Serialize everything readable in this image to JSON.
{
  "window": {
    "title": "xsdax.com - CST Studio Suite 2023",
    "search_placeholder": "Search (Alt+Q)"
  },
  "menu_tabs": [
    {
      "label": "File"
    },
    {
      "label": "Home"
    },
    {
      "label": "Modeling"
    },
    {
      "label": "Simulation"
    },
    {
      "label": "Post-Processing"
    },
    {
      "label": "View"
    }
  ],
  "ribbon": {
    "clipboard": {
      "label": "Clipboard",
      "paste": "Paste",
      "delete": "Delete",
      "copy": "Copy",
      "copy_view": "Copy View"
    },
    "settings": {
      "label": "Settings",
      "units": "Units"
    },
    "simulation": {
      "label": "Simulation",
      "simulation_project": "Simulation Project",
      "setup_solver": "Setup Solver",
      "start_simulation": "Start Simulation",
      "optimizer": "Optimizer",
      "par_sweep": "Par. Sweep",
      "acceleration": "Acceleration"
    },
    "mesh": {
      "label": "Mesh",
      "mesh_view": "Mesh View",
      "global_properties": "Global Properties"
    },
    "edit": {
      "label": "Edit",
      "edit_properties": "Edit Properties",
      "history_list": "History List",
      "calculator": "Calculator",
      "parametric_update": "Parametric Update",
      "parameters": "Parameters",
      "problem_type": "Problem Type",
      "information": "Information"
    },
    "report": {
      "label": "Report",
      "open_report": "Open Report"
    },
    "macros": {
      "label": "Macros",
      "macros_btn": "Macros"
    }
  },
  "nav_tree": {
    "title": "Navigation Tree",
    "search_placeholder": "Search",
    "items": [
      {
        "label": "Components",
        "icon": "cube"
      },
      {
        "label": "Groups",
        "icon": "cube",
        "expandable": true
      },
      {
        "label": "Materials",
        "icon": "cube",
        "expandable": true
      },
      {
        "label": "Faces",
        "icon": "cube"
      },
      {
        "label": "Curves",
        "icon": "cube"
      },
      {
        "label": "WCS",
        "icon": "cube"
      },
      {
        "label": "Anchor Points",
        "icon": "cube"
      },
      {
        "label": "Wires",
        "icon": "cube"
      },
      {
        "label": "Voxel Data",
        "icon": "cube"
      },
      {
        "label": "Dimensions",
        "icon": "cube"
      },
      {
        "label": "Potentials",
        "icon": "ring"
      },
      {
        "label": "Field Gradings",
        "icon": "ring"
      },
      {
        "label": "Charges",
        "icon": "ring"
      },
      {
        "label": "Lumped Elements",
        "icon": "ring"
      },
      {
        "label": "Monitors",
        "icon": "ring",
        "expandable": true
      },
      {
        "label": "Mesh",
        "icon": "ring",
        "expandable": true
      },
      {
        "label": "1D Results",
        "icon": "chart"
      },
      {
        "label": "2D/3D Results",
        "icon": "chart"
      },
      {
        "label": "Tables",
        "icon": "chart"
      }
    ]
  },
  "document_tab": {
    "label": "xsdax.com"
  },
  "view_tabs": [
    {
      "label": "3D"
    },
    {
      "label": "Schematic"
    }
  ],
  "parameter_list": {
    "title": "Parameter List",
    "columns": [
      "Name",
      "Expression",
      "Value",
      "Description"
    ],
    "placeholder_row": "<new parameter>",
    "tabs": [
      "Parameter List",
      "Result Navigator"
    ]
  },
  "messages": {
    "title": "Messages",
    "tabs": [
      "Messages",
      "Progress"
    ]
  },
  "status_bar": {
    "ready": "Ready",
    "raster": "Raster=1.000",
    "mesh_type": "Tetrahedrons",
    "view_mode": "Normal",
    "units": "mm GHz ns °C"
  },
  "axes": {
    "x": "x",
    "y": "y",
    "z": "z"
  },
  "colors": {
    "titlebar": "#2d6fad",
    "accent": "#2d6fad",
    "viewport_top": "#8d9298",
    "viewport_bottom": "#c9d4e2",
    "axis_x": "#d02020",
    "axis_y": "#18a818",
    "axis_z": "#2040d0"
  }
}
* * * * *
Reproduce all of the material above word for word.

Serialize everything readable in this image to JSON.
{
  "window": {
    "title": "xsdax.com - CST Studio Suite 2023",
    "search_placeholder": "Search (Alt+Q)"
  },
  "menu_tabs": [
    {
      "label": "File"
    },
    {
      "label": "Home"
    },
    {
      "label": "Modeling"
    },
    {
      "label": "Simulation"
    },
    {
      "label": "Post-Processing"
    },
    {
      "label": "View"
    }
  ],
  "ribbon": {
    "clipboard": {
      "label": "Clipboard",
      "paste": "Paste",
      "delete": "Delete",
      "copy": "Copy",
      "copy_view": "Copy View"
    },
    "settings": {
      "label": "Settings",
      "units": "Units"
    },
    "simulation": {
      "label": "Simulation",
      "simulation_project": "Simulation Project",
      "setup_solver": "Setup Solver",
      "start_simulation": "Start Simulation",
      "optimizer": "Optimizer",
      "par_sweep": "Par. Sweep",
      "acceleration": "Acceleration"
    },
    "mesh": {
      "label": "Mesh",
      "mesh_view": "Mesh View",
      "global_properties": "Global Properties"
    },
    "edit": {
      "label": "Edit",
      "edit_properties": "Edit Properties",
      "history_list": "History List",
      "calculator": "Calculator",
      "parametric_update": "Parametric Update",
      "parameters": "Parameters",
      "problem_type": "Problem Type",
      "information": "Information"
    },
    "report": {
      "label": "Report",
      "open_report": "Open Report"
    },
    "macros": {
      "label": "Macros",
      "macros_btn": "Macros"
    }
  },
  "nav_tree": {
    "title": "Navigation Tree",
    "search_placeholder": "Search",
    "items": [
      {
        "label": "Components",
        "icon": "cube"
      },
      {
        "label": "Groups",
        "icon": "cube",
        "expandable": true
      },
      {
        "label": "Materials",
        "icon": "cube",
        "expandable": true
      },
      {
        "label": "Faces",
        "icon": "cube"
      },
      {
        "label": "Curves",
        "icon": "cube"
      },
      {
        "label": "WCS",
        "icon": "cube"
      },
      {
        "label": "Anchor Points",
        "icon": "cube"
      },
      {
        "label": "Wires",
        "icon": "cube"
      },
      {
        "label": "Voxel Data",
        "icon": "cube"
      },
      {
        "label": "Dimensions",
        "icon": "cube"
      },
      {
        "label": "Potentials",
        "icon": "ring"
      },
      {
        "label": "Field Gradings",
        "icon": "ring"
      },
      {
        "label": "Charges",
        "icon": "ring"
      },
      {
        "label": "Lumped Elements",
        "icon": "ring"
      },
      {
        "label": "Monitors",
        "icon": "ring",
        "expandable": true
      },
      {
        "label": "Mesh",
        "icon": "ring",
        "expandable": true
      },
      {
        "label": "1D Results",
        "icon": "chart"
      },
      {
        "label": "2D/3D Results",
        "icon": "chart"
      },
      {
        "label": "Tables",
        "icon": "chart"
      }
    ]
  },
  "document_tab": {
    "label": "xsdax.com"
  },
  "view_tabs": [
    {
      "label": "3D"
    },
    {
      "label": "Schematic"
    }
  ],
  "parameter_list": {
    "title": "Parameter List",
    "columns": [
      "Name",
      "Expression",
      "Value",
      "Description"
    ],
    "placeholder_row": "<new parameter>",
    "tabs": [
      "Parameter List",
      "Result Navigator"
    ]
  },
  "messages": {
    "title": "Messages",
    "tabs": [
      "Messages",
      "Progress"
    ]
  },
  "status_bar": {
    "ready": "Ready",
    "raster": "Raster=1.000",
    "mesh_type": "Tetrahedrons",
    "view_mode": "Normal",
    "units": "mm GHz ns °C"
  },
  "axes": {
    "x": "x",
    "y": "y",
    "z": "z"
  },
  "colors": {
    "titlebar": "#2d6fad",
    "accent": "#2d6fad",
    "viewport_top": "#8d9298",
    "viewport_bottom": "#c9d4e2",
    "axis_x": "#d02020",
    "axis_y": "#18a818",
    "axis_z": "#2040d0"
  }
}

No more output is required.